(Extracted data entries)
---------------

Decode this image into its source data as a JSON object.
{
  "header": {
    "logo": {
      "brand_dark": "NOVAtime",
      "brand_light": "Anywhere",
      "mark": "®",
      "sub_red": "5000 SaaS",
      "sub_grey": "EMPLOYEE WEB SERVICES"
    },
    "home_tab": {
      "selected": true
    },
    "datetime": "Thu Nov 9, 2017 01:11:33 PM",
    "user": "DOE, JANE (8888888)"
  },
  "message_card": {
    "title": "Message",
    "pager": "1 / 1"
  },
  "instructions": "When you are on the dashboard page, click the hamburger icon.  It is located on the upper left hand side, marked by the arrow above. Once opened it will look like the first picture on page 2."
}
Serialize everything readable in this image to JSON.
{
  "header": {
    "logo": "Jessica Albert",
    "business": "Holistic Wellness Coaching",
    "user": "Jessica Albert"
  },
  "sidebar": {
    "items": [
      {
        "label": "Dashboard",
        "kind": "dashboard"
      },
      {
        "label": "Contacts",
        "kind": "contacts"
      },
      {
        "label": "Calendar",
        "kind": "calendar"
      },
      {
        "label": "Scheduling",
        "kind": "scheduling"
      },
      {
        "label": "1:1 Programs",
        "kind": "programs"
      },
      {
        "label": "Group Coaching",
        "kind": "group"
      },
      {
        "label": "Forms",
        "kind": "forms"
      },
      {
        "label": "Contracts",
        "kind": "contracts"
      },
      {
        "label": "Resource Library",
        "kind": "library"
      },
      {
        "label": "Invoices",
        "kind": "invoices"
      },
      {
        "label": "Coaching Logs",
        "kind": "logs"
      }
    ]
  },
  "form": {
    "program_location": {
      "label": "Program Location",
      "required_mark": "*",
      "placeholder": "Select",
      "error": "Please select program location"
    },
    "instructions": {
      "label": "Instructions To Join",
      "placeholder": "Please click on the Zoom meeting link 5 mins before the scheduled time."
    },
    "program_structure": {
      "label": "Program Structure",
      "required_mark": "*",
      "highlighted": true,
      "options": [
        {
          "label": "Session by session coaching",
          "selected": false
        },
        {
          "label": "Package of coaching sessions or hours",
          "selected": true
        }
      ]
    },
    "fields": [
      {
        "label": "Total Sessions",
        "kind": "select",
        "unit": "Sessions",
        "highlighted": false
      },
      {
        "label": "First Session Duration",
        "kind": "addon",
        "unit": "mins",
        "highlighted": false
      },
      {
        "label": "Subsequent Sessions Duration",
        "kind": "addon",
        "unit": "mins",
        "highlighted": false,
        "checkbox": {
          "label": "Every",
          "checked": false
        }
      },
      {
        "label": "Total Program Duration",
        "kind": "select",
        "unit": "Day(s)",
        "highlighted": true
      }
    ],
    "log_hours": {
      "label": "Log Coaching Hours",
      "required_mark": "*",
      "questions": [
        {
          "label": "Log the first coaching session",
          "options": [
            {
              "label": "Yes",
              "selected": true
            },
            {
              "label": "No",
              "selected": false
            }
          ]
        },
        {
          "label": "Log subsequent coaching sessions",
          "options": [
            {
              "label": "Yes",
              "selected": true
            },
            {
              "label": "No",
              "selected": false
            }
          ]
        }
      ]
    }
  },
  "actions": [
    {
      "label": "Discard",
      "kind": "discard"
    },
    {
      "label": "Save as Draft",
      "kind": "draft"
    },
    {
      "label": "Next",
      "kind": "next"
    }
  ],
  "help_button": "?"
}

---------------

** What you need to do **
Each line must be given again exactly as written above.

** Task result **
Decode this image into its source data as a JSON object.
{
  "header": {
    "logo": {
      "brand_dark": "NOVAtime",
      "brand_light": "Anywhere",
      "mark": "®",
      "sub_red": "5000 SaaS",
      "sub_grey": "EMPLOYEE WEB SERVICES"
    },
    "home_tab": {
      "selected": true
    },
    "datetime": "Thu Nov 9, 2017 01:11:33 PM",
    "user": "DOE, JANE (8888888)"
  },
  "message_card": {
    "title": "Message",
    "pager": "1 / 1"
  },
  "instructions": "When you are on the dashboard page, click the hamburger icon.  It is located on the upper left hand side, marked by the arrow above. Once opened it will look like the first picture on page 2."
}
Serialize everything readable in this image to JSON.
{
  "header": {
    "logo": "Jessica Albert",
    "business": "Holistic Wellness Coaching",
    "user": "Jessica Albert"
  },
  "sidebar": {
    "items": [
      {
        "label": "Dashboard",
        "kind": "dashboard"
      },
      {
        "label": "Contacts",
        "kind": "contacts"
      },
      {
        "label": "Calendar",
        "kind": "calendar"
      },
      {
        "label": "Scheduling",
        "kind": "scheduling"
      },
      {
        "label": "1:1 Programs",
        "kind": "programs"
      },
      {
        "label": "Group Coaching",
        "kind": "group"
      },
      {
        "label": "Forms",
        "kind": "forms"
      },
      {
        "label": "Contracts",
        "kind": "contracts"
      },
      {
        "label": "Resource Library",
        "kind": "library"
      },
      {
        "label": "Invoices",
        "kind": "invoices"
      },
      {
        "label": "Coaching Logs",
        "kind": "logs"
      }
    ]
  },
  "form": {
    "program_location": {
      "label": "Program Location",
      "required_mark": "*",
      "placeholder": "Select",
      "error": "Please select program location"
    },
    "instructions": {
      "label": "Instructions To Join",
      "placeholder": "Please click on the Zoom meeting link 5 mins before the scheduled time."
    },
    "program_structure": {
      "label": "Program Structure",
      "required_mark": "*",
      "highlighted": true,
      "options": [
        {
          "label": "Session by session coaching",
          "selected": false
        },
        {
          "label": "Package of coaching sessions or hours",
          "selected": true
        }
      ]
    },
    "fields": [
      {
        "label": "Total Sessions",
        "kind": "select",
        "unit": "Sessions",
        "highlighted": false
      },
      {
        "label": "First Session Duration",
        "kind": "addon",
        "unit": "mins",
        "highlighted": false
      },
      {
        "label": "Subsequent Sessions Duration",
        "kind": "addon",
        "unit": "mins",
        "highlighted": false,
        "checkbox": {
          "label": "Every",
          "checked": false
        }
      },
      {
        "label": "Total Program Duration",
        "kind": "select",
        "unit": "Day(s)",
        "highlighted": true
      }
    ],
    "log_hours": {
      "label": "Log Coaching Hours",
      "required_mark": "*",
      "questions": [
        {
          "label": "Log the first coaching session",
          "options": [
            {
              "label": "Yes",
              "selected": true
            },
            {
              "label": "No",
              "selected": false
            }
          ]
        },
        {
          "label": "Log subsequent coaching sessions",
          "options": [
            {
              "label": "Yes",
              "selected": true
            },
            {
              "label": "No",
              "selected": false
            }
          ]
        }
      ]
    }
  },
  "actions": [
    {
      "label": "Discard",
      "kind": "discard"
    },
    {
      "label": "Save as Draft",
      "kind": "draft"
    },
    {
      "label": "Next",
      "kind": "next"
    }
  ],
  "help_button": "?"
}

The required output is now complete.